Rename "trend-block" to "trend-bar" throughout the entries, and reproduce every line with nothing else changed.

(Box coordinate listings)
====

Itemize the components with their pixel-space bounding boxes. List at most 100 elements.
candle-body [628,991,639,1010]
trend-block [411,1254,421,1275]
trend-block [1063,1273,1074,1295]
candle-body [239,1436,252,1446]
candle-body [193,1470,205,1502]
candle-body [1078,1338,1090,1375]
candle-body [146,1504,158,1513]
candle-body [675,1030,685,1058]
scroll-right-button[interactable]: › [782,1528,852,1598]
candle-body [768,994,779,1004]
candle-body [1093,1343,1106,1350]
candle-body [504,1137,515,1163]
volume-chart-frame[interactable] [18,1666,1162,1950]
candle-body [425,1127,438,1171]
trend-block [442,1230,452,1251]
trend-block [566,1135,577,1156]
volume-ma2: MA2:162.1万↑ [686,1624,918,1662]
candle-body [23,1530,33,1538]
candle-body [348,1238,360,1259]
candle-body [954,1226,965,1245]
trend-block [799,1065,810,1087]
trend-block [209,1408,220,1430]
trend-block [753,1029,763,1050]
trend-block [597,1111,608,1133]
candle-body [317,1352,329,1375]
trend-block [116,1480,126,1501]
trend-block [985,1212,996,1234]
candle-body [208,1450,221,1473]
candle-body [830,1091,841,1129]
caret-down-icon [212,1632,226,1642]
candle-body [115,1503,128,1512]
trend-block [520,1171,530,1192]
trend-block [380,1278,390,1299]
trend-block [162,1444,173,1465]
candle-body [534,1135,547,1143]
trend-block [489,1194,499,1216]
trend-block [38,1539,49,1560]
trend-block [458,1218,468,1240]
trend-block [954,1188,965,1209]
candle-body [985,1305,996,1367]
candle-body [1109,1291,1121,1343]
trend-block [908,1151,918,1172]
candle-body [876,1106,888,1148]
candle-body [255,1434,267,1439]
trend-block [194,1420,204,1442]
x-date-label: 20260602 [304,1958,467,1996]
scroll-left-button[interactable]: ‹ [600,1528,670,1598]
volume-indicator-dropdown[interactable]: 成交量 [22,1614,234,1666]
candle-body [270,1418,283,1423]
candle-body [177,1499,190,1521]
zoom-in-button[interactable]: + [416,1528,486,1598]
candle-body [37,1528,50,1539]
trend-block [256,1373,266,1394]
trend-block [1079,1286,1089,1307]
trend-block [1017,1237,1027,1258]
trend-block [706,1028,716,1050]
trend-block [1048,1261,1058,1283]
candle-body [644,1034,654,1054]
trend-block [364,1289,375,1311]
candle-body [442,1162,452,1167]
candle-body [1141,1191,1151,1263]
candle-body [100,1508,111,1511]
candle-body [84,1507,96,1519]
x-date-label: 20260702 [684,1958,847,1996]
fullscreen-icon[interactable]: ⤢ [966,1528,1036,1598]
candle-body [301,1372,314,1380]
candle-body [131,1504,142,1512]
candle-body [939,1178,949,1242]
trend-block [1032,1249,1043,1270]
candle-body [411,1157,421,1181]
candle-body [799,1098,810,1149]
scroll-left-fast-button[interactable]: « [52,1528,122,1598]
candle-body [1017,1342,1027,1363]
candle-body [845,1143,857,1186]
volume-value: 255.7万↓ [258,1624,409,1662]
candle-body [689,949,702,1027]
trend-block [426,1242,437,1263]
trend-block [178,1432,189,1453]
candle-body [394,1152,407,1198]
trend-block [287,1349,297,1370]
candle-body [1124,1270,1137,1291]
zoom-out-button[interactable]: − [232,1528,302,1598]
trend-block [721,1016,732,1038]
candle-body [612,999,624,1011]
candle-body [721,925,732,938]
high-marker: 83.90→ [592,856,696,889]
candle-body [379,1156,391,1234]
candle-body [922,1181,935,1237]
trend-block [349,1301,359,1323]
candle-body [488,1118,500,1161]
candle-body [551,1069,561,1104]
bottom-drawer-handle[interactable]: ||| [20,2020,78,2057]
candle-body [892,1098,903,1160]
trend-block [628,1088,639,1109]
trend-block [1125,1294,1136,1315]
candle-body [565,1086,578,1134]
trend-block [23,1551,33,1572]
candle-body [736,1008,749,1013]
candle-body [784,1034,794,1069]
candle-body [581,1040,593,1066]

====

**FULL RESPONSE**.
Itemize the components with their pixel-space bounding boxes. List at most 100 elements.
candle-body [628,991,639,1010]
trend-bar [411,1254,421,1275]
trend-bar [1063,1273,1074,1295]
candle-body [239,1436,252,1446]
candle-body [193,1470,205,1502]
candle-body [1078,1338,1090,1375]
candle-body [146,1504,158,1513]
candle-body [675,1030,685,1058]
scroll-right-button[interactable]: › [782,1528,852,1598]
candle-body [768,994,779,1004]
candle-body [1093,1343,1106,1350]
candle-body [504,1137,515,1163]
volume-chart-frame[interactable] [18,1666,1162,1950]
candle-body [425,1127,438,1171]
trend-bar [442,1230,452,1251]
trend-bar [566,1135,577,1156]
volume-ma2: MA2:162.1万↑ [686,1624,918,1662]
candle-body [23,1530,33,1538]
candle-body [348,1238,360,1259]
candle-body [954,1226,965,1245]
trend-bar [799,1065,810,1087]
trend-bar [209,1408,220,1430]
trend-bar [753,1029,763,1050]
trend-bar [597,1111,608,1133]
candle-body [317,1352,329,1375]
trend-bar [116,1480,126,1501]
trend-bar [985,1212,996,1234]
candle-body [208,1450,221,1473]
candle-body [830,1091,841,1129]
caret-down-icon [212,1632,226,1642]
candle-body [115,1503,128,1512]
trend-bar [520,1171,530,1192]
trend-bar [380,1278,390,1299]
trend-bar [162,1444,173,1465]
candle-body [534,1135,547,1143]
trend-bar [489,1194,499,1216]
trend-bar [38,1539,49,1560]
trend-bar [458,1218,468,1240]
trend-bar [954,1188,965,1209]
candle-body [985,1305,996,1367]
candle-body [1109,1291,1121,1343]
trend-bar [908,1151,918,1172]
candle-body [876,1106,888,1148]
candle-body [255,1434,267,1439]
trend-bar [194,1420,204,1442]
x-date-label: 20260602 [304,1958,467,1996]
scroll-left-button[interactable]: ‹ [600,1528,670,1598]
volume-indicator-dropdown[interactable]: 成交量 [22,1614,234,1666]
candle-body [270,1418,283,1423]
candle-body [177,1499,190,1521]
zoom-in-button[interactable]: + [416,1528,486,1598]
candle-body [37,1528,50,1539]
trend-bar [256,1373,266,1394]
trend-bar [1079,1286,1089,1307]
trend-bar [1017,1237,1027,1258]
trend-bar [706,1028,716,1050]
trend-bar [1048,1261,1058,1283]
candle-body [644,1034,654,1054]
trend-bar [364,1289,375,1311]
candle-body [442,1162,452,1167]
candle-body [1141,1191,1151,1263]
candle-body [100,1508,111,1511]
candle-body [84,1507,96,1519]
x-date-label: 20260702 [684,1958,847,1996]
fullscreen-icon[interactable]: ⤢ [966,1528,1036,1598]
candle-body [301,1372,314,1380]
candle-body [131,1504,142,1512]
candle-body [939,1178,949,1242]
trend-bar [1032,1249,1043,1270]
candle-body [411,1157,421,1181]
candle-body [799,1098,810,1149]
scroll-left-fast-button[interactable]: « [52,1528,122,1598]
candle-body [1017,1342,1027,1363]
candle-body [845,1143,857,1186]
volume-value: 255.7万↓ [258,1624,409,1662]
candle-body [689,949,702,1027]
trend-bar [426,1242,437,1263]
trend-bar [178,1432,189,1453]
candle-body [394,1152,407,1198]
trend-bar [287,1349,297,1370]
candle-body [1124,1270,1137,1291]
zoom-out-button[interactable]: − [232,1528,302,1598]
trend-bar [721,1016,732,1038]
candle-body [612,999,624,1011]
candle-body [721,925,732,938]
high-marker: 83.90→ [592,856,696,889]
candle-body [379,1156,391,1234]
candle-body [922,1181,935,1237]
trend-bar [349,1301,359,1323]
candle-body [488,1118,500,1161]
candle-body [551,1069,561,1104]
bottom-drawer-handle[interactable]: ||| [20,2020,78,2057]
candle-body [892,1098,903,1160]
trend-bar [628,1088,639,1109]
trend-bar [1125,1294,1136,1315]
candle-body [565,1086,578,1134]
trend-bar [23,1551,33,1572]
candle-body [736,1008,749,1013]
candle-body [784,1034,794,1069]
candle-body [581,1040,593,1066]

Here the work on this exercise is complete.